• **WHAT TO WORK ON**:
Gather each line in the entries that includes the string "точек".

• **DATA EXTRACT**:
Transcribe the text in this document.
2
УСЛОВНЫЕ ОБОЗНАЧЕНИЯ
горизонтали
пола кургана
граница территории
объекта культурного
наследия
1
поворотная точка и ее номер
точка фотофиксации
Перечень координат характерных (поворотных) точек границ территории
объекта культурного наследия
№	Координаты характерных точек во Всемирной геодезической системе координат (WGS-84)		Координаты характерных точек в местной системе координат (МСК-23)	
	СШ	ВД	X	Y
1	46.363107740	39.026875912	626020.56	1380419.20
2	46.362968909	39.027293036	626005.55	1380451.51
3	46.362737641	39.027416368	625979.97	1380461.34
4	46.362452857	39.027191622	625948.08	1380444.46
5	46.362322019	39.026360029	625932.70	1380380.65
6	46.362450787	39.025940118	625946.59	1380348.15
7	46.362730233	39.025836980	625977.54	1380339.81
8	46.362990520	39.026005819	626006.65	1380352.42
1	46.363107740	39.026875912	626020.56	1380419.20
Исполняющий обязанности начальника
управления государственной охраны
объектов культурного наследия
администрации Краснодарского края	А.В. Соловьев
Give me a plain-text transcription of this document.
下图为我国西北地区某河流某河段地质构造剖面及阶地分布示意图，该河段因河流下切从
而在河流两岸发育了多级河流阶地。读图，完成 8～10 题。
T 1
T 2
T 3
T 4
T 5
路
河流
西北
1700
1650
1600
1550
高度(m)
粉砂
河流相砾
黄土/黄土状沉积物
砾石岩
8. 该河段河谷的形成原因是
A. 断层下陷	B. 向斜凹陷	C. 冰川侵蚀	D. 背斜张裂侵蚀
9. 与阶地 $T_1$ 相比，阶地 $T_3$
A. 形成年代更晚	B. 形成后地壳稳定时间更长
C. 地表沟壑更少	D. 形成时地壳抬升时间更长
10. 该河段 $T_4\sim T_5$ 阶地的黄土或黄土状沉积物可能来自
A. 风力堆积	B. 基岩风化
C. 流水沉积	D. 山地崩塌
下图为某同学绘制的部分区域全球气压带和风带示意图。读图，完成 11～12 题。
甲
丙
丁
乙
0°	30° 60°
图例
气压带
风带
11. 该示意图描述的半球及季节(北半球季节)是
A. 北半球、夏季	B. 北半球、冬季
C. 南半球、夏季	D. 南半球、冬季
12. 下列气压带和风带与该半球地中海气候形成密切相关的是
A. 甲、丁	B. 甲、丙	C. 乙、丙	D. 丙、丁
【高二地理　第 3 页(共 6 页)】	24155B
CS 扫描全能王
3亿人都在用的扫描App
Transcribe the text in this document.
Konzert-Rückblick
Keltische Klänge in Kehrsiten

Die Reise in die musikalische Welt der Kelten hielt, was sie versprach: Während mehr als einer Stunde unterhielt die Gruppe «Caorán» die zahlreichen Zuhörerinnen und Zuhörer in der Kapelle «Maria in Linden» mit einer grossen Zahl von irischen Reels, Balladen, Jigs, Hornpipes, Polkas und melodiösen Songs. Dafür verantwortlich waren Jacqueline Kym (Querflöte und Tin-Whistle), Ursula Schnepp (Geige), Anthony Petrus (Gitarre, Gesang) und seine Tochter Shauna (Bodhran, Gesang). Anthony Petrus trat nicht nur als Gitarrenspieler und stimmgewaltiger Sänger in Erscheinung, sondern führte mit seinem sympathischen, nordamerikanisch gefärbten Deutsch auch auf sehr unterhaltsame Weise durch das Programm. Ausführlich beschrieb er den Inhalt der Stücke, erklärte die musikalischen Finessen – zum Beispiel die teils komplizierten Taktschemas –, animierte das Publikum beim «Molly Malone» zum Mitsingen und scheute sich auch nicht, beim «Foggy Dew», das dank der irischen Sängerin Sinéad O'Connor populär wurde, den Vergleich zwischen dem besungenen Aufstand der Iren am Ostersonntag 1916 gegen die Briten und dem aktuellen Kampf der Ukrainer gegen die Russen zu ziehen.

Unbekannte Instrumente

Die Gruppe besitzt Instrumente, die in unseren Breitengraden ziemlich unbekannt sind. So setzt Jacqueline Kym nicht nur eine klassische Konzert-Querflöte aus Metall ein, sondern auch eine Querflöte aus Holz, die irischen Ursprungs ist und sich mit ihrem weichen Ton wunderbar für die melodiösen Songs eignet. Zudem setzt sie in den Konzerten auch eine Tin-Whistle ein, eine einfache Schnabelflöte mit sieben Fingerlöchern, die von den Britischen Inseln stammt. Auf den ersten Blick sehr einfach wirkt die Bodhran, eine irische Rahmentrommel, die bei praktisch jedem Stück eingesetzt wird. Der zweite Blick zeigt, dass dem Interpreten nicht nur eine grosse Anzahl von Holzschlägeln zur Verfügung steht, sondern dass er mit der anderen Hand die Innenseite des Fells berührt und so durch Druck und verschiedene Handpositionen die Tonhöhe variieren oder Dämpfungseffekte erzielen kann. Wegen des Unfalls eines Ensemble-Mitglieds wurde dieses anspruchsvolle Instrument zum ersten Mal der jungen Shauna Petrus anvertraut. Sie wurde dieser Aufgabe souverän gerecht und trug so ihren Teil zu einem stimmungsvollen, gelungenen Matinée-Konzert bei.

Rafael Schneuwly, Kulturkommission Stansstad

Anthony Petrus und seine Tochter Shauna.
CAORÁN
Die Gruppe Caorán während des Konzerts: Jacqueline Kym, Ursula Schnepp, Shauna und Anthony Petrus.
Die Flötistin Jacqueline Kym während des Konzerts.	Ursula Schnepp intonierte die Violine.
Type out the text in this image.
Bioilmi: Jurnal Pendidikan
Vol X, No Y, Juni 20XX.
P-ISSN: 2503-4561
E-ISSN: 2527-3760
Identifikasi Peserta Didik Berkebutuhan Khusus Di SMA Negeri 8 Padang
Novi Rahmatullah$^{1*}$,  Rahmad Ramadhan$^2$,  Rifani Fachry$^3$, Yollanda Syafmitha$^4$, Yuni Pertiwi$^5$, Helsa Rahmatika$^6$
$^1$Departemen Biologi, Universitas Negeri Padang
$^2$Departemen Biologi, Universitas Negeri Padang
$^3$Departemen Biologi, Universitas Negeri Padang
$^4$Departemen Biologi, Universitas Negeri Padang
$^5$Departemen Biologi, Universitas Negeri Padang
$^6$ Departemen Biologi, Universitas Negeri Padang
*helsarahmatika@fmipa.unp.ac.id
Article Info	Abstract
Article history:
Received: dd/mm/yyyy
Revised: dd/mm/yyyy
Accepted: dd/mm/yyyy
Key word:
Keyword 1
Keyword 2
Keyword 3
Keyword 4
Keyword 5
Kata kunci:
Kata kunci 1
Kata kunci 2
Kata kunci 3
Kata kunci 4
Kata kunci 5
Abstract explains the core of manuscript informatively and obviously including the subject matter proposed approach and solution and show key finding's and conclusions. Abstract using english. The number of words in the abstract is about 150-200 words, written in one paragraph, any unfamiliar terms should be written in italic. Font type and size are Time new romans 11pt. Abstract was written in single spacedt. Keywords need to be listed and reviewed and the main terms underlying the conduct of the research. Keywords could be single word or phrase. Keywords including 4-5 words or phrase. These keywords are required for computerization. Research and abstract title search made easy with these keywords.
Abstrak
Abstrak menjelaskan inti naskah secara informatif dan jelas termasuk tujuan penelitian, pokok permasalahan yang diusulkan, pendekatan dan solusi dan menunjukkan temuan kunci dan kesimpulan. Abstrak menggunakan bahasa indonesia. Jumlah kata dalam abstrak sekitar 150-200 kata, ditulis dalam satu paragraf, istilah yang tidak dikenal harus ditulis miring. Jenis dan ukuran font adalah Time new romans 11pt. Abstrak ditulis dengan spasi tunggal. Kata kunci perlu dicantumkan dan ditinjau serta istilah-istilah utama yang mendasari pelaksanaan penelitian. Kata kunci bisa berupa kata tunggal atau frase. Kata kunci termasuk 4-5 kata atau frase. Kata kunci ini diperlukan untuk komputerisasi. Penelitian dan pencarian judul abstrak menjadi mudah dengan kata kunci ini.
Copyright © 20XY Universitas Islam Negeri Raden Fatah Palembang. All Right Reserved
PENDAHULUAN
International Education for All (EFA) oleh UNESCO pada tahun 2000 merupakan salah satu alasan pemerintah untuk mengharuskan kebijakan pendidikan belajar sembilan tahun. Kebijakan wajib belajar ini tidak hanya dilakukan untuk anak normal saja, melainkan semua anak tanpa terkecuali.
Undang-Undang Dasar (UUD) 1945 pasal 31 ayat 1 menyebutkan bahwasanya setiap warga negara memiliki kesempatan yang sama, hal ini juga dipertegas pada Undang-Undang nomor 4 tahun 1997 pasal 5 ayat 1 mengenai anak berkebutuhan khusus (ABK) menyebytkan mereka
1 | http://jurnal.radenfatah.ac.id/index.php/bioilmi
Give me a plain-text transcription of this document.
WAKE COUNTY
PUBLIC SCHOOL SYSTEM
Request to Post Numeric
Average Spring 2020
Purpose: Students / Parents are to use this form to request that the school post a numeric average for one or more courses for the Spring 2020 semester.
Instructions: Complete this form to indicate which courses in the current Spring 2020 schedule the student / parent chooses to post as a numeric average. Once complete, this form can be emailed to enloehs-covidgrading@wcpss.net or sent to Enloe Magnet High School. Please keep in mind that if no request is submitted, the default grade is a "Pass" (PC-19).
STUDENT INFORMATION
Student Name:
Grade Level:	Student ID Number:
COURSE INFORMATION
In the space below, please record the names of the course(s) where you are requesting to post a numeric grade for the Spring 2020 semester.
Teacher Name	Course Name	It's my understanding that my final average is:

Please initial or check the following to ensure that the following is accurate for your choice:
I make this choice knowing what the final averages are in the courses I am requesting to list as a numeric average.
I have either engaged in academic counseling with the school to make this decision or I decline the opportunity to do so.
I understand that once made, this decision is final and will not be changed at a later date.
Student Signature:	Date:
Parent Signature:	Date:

• **TASK SOLUTION**:
Перечень координат характерных (поворотных) точек границ территории
№	Координаты характерных точек во Всемирной геодезической системе координат (WGS-84)		Координаты характерных точек в местной системе координат (МСК-23)	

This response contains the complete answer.